Records from a collection:
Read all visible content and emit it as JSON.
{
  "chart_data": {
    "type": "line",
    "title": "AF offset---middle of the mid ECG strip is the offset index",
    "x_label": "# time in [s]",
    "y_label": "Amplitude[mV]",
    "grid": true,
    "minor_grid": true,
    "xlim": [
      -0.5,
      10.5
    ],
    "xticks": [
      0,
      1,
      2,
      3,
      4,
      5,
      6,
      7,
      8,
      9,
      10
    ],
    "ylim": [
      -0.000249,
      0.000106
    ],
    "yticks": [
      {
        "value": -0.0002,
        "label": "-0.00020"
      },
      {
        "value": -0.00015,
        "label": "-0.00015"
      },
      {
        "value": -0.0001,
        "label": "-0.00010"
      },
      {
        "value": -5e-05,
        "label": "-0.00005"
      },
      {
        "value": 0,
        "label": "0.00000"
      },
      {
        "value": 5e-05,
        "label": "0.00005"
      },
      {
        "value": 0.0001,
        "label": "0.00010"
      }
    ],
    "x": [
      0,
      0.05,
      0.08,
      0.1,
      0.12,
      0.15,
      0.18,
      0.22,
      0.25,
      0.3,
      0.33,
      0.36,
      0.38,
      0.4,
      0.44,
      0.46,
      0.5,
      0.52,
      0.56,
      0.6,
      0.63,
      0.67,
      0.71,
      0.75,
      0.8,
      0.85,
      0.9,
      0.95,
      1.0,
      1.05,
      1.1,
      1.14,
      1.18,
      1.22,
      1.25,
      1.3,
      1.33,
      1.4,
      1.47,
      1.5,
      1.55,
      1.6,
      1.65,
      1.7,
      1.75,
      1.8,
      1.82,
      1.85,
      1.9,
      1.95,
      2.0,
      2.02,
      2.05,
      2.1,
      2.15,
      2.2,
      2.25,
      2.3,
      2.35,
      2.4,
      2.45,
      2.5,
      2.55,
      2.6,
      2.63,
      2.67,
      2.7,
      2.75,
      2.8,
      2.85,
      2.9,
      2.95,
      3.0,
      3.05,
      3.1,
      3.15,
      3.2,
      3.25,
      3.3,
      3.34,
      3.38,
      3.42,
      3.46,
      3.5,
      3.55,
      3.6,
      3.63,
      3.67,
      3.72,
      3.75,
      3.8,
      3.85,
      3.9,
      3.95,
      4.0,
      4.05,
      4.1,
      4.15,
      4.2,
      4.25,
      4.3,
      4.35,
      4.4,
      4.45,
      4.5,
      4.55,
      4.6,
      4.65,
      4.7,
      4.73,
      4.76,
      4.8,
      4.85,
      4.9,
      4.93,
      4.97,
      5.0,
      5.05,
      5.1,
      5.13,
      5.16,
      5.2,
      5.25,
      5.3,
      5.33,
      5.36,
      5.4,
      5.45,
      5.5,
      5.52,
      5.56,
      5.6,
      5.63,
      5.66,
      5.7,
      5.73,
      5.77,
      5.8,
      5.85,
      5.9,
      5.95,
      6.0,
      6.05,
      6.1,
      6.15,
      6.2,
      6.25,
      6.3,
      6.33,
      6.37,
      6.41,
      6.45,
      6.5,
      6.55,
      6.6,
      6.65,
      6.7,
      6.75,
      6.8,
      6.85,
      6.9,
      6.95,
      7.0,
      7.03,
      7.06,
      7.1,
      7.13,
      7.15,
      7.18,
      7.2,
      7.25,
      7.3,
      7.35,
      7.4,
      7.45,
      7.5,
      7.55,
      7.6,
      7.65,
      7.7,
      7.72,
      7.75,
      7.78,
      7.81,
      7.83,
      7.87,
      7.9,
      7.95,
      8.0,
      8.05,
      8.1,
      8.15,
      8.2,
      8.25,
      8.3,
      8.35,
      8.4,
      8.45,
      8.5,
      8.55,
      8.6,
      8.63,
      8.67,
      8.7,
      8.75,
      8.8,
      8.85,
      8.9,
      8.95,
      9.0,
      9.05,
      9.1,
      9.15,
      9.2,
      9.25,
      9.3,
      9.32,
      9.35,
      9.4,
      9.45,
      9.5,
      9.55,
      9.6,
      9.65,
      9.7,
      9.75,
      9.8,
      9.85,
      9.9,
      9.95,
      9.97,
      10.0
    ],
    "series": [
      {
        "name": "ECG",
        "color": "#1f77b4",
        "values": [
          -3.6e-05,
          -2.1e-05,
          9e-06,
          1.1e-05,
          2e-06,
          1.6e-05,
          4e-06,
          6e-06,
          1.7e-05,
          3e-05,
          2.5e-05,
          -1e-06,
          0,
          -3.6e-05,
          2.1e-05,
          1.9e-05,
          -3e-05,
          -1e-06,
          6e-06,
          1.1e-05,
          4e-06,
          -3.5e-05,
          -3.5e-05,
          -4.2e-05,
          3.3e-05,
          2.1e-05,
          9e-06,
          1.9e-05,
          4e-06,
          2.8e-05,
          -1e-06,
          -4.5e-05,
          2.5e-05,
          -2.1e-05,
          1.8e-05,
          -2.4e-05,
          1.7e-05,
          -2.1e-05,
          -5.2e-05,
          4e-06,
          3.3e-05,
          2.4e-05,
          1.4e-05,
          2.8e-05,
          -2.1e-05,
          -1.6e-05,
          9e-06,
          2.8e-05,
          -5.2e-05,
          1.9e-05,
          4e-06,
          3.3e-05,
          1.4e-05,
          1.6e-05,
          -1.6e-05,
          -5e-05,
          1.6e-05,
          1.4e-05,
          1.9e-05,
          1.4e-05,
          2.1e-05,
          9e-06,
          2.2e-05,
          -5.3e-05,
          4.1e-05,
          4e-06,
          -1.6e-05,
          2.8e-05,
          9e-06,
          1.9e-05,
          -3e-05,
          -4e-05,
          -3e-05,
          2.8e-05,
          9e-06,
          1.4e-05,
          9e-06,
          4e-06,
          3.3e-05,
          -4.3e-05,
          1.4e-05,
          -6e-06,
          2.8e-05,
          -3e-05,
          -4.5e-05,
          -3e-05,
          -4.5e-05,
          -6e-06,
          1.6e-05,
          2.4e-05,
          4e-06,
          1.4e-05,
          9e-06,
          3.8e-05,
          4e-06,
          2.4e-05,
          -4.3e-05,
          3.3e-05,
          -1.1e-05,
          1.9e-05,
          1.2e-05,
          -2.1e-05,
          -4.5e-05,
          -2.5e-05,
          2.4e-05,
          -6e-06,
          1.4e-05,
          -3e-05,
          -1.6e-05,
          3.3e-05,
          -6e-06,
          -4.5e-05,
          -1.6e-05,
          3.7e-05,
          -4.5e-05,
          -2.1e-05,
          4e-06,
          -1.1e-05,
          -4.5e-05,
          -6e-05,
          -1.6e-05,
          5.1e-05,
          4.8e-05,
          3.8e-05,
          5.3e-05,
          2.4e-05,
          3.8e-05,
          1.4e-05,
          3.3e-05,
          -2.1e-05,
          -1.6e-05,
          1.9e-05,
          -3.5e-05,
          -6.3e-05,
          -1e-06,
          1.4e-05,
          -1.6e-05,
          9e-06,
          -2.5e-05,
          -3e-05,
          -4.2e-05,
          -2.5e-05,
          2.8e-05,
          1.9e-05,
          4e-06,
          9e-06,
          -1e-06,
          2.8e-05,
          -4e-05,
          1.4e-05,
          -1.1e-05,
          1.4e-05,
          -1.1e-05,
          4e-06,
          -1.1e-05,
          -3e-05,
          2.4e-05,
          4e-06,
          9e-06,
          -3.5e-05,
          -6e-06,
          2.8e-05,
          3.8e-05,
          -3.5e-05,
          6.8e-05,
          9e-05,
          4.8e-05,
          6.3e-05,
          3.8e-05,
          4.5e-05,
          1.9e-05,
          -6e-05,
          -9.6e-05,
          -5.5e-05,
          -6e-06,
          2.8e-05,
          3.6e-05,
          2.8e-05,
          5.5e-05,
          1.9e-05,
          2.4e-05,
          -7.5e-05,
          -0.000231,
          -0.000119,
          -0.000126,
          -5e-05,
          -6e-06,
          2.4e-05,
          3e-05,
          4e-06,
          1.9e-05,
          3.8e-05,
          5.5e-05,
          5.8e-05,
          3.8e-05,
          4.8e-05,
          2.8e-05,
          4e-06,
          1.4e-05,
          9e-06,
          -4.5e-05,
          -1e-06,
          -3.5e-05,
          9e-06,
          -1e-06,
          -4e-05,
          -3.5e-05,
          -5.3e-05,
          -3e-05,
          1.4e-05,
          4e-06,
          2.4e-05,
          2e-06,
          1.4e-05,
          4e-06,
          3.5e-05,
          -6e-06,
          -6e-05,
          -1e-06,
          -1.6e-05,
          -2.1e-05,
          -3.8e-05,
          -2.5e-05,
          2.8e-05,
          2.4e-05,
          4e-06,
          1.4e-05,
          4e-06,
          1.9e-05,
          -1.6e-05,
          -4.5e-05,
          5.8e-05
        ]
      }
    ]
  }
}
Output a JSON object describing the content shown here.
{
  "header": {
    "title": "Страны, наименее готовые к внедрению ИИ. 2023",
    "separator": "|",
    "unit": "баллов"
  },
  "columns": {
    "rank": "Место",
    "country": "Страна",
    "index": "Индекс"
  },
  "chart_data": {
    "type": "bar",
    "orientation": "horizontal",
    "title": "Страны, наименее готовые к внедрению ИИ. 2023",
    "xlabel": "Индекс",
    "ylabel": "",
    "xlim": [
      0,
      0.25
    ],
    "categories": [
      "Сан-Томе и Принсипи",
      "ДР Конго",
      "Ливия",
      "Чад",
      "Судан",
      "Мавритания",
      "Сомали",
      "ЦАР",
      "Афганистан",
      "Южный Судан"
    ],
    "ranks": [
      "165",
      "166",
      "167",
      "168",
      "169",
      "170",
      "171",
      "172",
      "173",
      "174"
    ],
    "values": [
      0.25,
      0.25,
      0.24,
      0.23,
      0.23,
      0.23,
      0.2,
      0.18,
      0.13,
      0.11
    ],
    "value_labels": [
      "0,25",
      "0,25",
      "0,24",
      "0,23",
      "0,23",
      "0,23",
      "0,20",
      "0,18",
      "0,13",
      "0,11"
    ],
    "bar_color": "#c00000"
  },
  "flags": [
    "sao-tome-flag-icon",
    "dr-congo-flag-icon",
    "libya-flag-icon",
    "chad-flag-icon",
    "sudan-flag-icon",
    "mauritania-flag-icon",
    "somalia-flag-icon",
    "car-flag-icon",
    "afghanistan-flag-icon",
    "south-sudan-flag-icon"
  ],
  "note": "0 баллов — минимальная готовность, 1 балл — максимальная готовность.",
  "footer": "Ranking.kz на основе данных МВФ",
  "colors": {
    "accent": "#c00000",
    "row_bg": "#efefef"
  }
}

▸ TASK DETAILS
Find the line containing "Output a JSON". Reproduce it exactly, along with every line after it through the last.

▸ THE REPLY
Output a JSON object describing the content shown here.
{
  "header": {
    "title": "Страны, наименее готовые к внедрению ИИ. 2023",
    "separator": "|",
    "unit": "баллов"
  },
  "columns": {
    "rank": "Место",
    "country": "Страна",
    "index": "Индекс"
  },
  "chart_data": {
    "type": "bar",
    "orientation": "horizontal",
    "title": "Страны, наименее готовые к внедрению ИИ. 2023",
    "xlabel": "Индекс",
    "ylabel": "",
    "xlim": [
      0,
      0.25
    ],
    "categories": [
      "Сан-Томе и Принсипи",
      "ДР Конго",
      "Ливия",
      "Чад",
      "Судан",
      "Мавритания",
      "Сомали",
      "ЦАР",
      "Афганистан",
      "Южный Судан"
    ],
    "ranks": [
      "165",
      "166",
      "167",
      "168",
      "169",
      "170",
      "171",
      "172",
      "173",
      "174"
    ],
    "values": [
      0.25,
      0.25,
      0.24,
      0.23,
      0.23,
      0.23,
      0.2,
      0.18,
      0.13,
      0.11
    ],
    "value_labels": [
      "0,25",
      "0,25",
      "0,24",
      "0,23",
      "0,23",
      "0,23",
      "0,20",
      "0,18",
      "0,13",
      "0,11"
    ],
    "bar_color": "#c00000"
  },
  "flags": [
    "sao-tome-flag-icon",
    "dr-congo-flag-icon",
    "libya-flag-icon",
    "chad-flag-icon",
    "sudan-flag-icon",
    "mauritania-flag-icon",
    "somalia-flag-icon",
    "car-flag-icon",
    "afghanistan-flag-icon",
    "south-sudan-flag-icon"
  ],
  "note": "0 баллов — минимальная готовность, 1 балл — максимальная готовность.",
  "footer": "Ranking.kz на основе данных МВФ",
  "colors": {
    "accent": "#c00000",
    "row_bg": "#efefef"
  }
}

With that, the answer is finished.